WORK TO BE COMPLETED:
Copy each line below without leaving any out.
>> begin
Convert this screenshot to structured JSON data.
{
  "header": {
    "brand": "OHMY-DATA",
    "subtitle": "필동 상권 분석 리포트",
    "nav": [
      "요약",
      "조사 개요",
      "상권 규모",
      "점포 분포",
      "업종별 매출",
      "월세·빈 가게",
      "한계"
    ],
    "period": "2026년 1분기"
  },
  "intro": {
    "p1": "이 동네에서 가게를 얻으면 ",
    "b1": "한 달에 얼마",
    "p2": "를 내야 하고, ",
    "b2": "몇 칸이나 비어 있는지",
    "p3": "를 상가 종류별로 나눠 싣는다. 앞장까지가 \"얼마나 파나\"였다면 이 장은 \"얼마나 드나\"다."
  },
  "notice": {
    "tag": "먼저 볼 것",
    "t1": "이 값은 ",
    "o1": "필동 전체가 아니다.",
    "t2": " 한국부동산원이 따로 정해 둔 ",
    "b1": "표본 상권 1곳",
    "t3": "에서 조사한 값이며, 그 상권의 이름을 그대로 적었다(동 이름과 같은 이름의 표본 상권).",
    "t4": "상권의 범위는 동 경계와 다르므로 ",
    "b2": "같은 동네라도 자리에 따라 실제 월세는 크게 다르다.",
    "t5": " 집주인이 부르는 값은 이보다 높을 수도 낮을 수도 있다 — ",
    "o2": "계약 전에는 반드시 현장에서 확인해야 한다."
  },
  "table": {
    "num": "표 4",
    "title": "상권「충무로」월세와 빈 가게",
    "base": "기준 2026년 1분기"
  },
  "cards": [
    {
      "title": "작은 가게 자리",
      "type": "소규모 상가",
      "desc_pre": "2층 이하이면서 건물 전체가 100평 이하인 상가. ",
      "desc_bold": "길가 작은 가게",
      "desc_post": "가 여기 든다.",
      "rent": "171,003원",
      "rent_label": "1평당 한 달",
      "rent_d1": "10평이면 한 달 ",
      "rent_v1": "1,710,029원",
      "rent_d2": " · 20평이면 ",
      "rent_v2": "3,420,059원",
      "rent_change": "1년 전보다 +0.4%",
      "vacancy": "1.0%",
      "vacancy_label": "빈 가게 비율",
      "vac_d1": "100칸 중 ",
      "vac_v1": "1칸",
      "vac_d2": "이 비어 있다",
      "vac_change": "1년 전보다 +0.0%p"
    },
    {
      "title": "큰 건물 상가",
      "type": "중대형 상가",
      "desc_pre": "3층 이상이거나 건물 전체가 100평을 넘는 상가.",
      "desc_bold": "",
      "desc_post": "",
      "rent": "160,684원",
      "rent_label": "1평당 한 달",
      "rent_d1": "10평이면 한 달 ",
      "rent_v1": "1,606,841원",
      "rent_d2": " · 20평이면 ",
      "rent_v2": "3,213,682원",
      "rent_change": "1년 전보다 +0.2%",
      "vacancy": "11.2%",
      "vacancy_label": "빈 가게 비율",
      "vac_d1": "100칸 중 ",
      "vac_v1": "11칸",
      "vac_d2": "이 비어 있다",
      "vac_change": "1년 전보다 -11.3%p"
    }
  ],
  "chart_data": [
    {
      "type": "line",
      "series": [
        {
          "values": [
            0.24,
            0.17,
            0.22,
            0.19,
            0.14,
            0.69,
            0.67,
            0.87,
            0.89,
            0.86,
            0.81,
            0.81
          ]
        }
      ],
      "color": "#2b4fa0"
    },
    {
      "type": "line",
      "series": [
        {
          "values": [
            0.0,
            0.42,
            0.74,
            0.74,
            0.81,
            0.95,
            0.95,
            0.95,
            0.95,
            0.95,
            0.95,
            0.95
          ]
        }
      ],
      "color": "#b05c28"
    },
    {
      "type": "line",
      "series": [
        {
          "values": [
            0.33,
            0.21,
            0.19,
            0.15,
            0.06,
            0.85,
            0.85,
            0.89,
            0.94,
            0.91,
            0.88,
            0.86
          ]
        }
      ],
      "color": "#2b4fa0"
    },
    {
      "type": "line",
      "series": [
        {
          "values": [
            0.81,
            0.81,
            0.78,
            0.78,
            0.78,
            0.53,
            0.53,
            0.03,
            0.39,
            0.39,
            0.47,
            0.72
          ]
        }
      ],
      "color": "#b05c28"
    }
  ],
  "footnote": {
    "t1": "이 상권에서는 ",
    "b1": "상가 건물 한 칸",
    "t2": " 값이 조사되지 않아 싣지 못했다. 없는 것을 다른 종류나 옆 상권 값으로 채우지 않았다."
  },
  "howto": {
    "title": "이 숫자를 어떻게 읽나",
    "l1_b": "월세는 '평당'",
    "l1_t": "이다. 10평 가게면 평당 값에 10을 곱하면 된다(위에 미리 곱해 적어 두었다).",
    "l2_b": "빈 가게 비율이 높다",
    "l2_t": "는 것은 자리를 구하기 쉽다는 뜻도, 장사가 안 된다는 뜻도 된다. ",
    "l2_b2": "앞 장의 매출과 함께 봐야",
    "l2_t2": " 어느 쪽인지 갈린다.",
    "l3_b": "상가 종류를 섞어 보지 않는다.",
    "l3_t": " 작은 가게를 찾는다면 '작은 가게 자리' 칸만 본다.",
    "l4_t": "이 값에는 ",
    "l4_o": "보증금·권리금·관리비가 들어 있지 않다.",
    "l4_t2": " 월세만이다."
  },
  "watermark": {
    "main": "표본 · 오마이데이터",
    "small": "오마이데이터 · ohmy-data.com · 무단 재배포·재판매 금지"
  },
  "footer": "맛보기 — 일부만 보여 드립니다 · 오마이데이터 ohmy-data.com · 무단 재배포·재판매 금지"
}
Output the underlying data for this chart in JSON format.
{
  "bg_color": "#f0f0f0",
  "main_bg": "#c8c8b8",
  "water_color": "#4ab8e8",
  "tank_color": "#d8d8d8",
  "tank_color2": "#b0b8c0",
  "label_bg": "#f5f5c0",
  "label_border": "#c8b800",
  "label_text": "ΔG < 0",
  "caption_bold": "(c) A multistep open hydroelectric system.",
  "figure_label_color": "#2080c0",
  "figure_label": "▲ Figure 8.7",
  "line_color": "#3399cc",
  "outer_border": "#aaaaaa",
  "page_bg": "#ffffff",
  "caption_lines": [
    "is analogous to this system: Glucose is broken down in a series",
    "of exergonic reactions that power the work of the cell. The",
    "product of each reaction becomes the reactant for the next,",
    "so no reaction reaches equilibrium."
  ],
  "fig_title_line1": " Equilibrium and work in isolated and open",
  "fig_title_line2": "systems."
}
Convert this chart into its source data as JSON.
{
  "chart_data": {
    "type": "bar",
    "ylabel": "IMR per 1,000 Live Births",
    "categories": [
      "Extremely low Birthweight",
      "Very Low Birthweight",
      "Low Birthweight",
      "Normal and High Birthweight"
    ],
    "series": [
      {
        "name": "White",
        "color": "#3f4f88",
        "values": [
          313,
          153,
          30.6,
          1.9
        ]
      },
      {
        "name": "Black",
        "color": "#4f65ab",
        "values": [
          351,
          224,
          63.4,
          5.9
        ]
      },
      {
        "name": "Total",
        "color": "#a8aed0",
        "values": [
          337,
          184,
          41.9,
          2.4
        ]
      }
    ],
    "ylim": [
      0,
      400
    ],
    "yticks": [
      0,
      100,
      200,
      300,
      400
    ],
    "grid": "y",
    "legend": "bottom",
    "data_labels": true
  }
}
>> end
ANSWER TO THIS TASK:
Convert this screenshot to structured JSON data.
{
  "header": {
    "brand": "OHMY-DATA",
    "subtitle": "필동 상권 분석 리포트",
    "nav": [
      "요약",
      "조사 개요",
      "상권 규모",
      "점포 분포",
      "업종별 매출",
      "월세·빈 가게",
      "한계"
    ],
    "period": "2026년 1분기"
  },
  "intro": {
    "p1": "이 동네에서 가게를 얻으면 ",
    "b1": "한 달에 얼마",
    "p2": "를 내야 하고, ",
    "b2": "몇 칸이나 비어 있는지",
    "p3": "를 상가 종류별로 나눠 싣는다. 앞장까지가 \"얼마나 파나\"였다면 이 장은 \"얼마나 드나\"다."
  },
  "notice": {
    "tag": "먼저 볼 것",
    "t1": "이 값은 ",
    "o1": "필동 전체가 아니다.",
    "t2": " 한국부동산원이 따로 정해 둔 ",
    "b1": "표본 상권 1곳",
    "t3": "에서 조사한 값이며, 그 상권의 이름을 그대로 적었다(동 이름과 같은 이름의 표본 상권).",
    "t4": "상권의 범위는 동 경계와 다르므로 ",
    "b2": "같은 동네라도 자리에 따라 실제 월세는 크게 다르다.",
    "t5": " 집주인이 부르는 값은 이보다 높을 수도 낮을 수도 있다 — ",
    "o2": "계약 전에는 반드시 현장에서 확인해야 한다."
  },
  "table": {
    "num": "표 4",
    "title": "상권「충무로」월세와 빈 가게",
    "base": "기준 2026년 1분기"
  },
  "cards": [
    {
      "title": "작은 가게 자리",
      "type": "소규모 상가",
      "desc_pre": "2층 이하이면서 건물 전체가 100평 이하인 상가. ",
      "desc_bold": "길가 작은 가게",
      "desc_post": "가 여기 든다.",
      "rent": "171,003원",
      "rent_label": "1평당 한 달",
      "rent_d1": "10평이면 한 달 ",
      "rent_v1": "1,710,029원",
      "rent_d2": " · 20평이면 ",
      "rent_v2": "3,420,059원",
      "rent_change": "1년 전보다 +0.4%",
      "vacancy": "1.0%",
      "vacancy_label": "빈 가게 비율",
      "vac_d1": "100칸 중 ",
      "vac_v1": "1칸",
      "vac_d2": "이 비어 있다",
      "vac_change": "1년 전보다 +0.0%p"
    },
    {
      "title": "큰 건물 상가",
      "type": "중대형 상가",
      "desc_pre": "3층 이상이거나 건물 전체가 100평을 넘는 상가.",
      "desc_bold": "",
      "desc_post": "",
      "rent": "160,684원",
      "rent_label": "1평당 한 달",
      "rent_d1": "10평이면 한 달 ",
      "rent_v1": "1,606,841원",
      "rent_d2": " · 20평이면 ",
      "rent_v2": "3,213,682원",
      "rent_change": "1년 전보다 +0.2%",
      "vacancy": "11.2%",
      "vacancy_label": "빈 가게 비율",
      "vac_d1": "100칸 중 ",
      "vac_v1": "11칸",
      "vac_d2": "이 비어 있다",
      "vac_change": "1년 전보다 -11.3%p"
    }
  ],
  "chart_data": [
    {
      "type": "line",
      "series": [
        {
          "values": [
            0.24,
            0.17,
            0.22,
            0.19,
            0.14,
            0.69,
            0.67,
            0.87,
            0.89,
            0.86,
            0.81,
            0.81
          ]
        }
      ],
      "color": "#2b4fa0"
    },
    {
      "type": "line",
      "series": [
        {
          "values": [
            0.0,
            0.42,
            0.74,
            0.74,
            0.81,
            0.95,
            0.95,
            0.95,
            0.95,
            0.95,
            0.95,
            0.95
          ]
        }
      ],
      "color": "#b05c28"
    },
    {
      "type": "line",
      "series": [
        {
          "values": [
            0.33,
            0.21,
            0.19,
            0.15,
            0.06,
            0.85,
            0.85,
            0.89,
            0.94,
            0.91,
            0.88,
            0.86
          ]
        }
      ],
      "color": "#2b4fa0"
    },
    {
      "type": "line",
      "series": [
        {
          "values": [
            0.81,
            0.81,
            0.78,
            0.78,
            0.78,
            0.53,
            0.53,
            0.03,
            0.39,
            0.39,
            0.47,
            0.72
          ]
        }
      ],
      "color": "#b05c28"
    }
  ],
  "footnote": {
    "t1": "이 상권에서는 ",
    "b1": "상가 건물 한 칸",
    "t2": " 값이 조사되지 않아 싣지 못했다. 없는 것을 다른 종류나 옆 상권 값으로 채우지 않았다."
  },
  "howto": {
    "title": "이 숫자를 어떻게 읽나",
    "l1_b": "월세는 '평당'",
    "l1_t": "이다. 10평 가게면 평당 값에 10을 곱하면 된다(위에 미리 곱해 적어 두었다).",
    "l2_b": "빈 가게 비율이 높다",
    "l2_t": "는 것은 자리를 구하기 쉽다는 뜻도, 장사가 안 된다는 뜻도 된다. ",
    "l2_b2": "앞 장의 매출과 함께 봐야",
    "l2_t2": " 어느 쪽인지 갈린다.",
    "l3_b": "상가 종류를 섞어 보지 않는다.",
    "l3_t": " 작은 가게를 찾는다면 '작은 가게 자리' 칸만 본다.",
    "l4_t": "이 값에는 ",
    "l4_o": "보증금·권리금·관리비가 들어 있지 않다.",
    "l4_t2": " 월세만이다."
  },
  "watermark": {
    "main": "표본 · 오마이데이터",
    "small": "오마이데이터 · ohmy-data.com · 무단 재배포·재판매 금지"
  },
  "footer": "맛보기 — 일부만 보여 드립니다 · 오마이데이터 ohmy-data.com · 무단 재배포·재판매 금지"
}
Output the underlying data for this chart in JSON format.
{
  "bg_color": "#f0f0f0",
  "main_bg": "#c8c8b8",
  "water_color": "#4ab8e8",
  "tank_color": "#d8d8d8",
  "tank_color2": "#b0b8c0",
  "label_bg": "#f5f5c0",
  "label_border": "#c8b800",
  "label_text": "ΔG < 0",
  "caption_bold": "(c) A multistep open hydroelectric system.",
  "figure_label_color": "#2080c0",
  "figure_label": "▲ Figure 8.7",
  "line_color": "#3399cc",
  "outer_border": "#aaaaaa",
  "page_bg": "#ffffff",
  "caption_lines": [
    "is analogous to this system: Glucose is broken down in a series",
    "of exergonic reactions that power the work of the cell. The",
    "product of each reaction becomes the reactant for the next,",
    "so no reaction reaches equilibrium."
  ],
  "fig_title_line1": " Equilibrium and work in isolated and open",
  "fig_title_line2": "systems."
}
Convert this chart into its source data as JSON.
{
  "chart_data": {
    "type": "bar",
    "ylabel": "IMR per 1,000 Live Births",
    "categories": [
      "Extremely low Birthweight",
      "Very Low Birthweight",
      "Low Birthweight",
      "Normal and High Birthweight"
    ],
    "series": [
      {
        "name": "White",
        "color": "#3f4f88",
        "values": [
          313,
          153,
          30.6,
          1.9
        ]
      },
      {
        "name": "Black",
        "color": "#4f65ab",
        "values": [
          351,
          224,
          63.4,
          5.9
        ]
      },
      {
        "name": "Total",
        "color": "#a8aed0",
        "values": [
          337,
          184,
          41.9,
          2.4
        ]
      }
    ],
    "ylim": [
      0,
      400
    ],
    "yticks": [
      0,
      100,
      200,
      300,
      400
    ],
    "grid": "y",
    "legend": "bottom",
    "data_labels": true
  }
}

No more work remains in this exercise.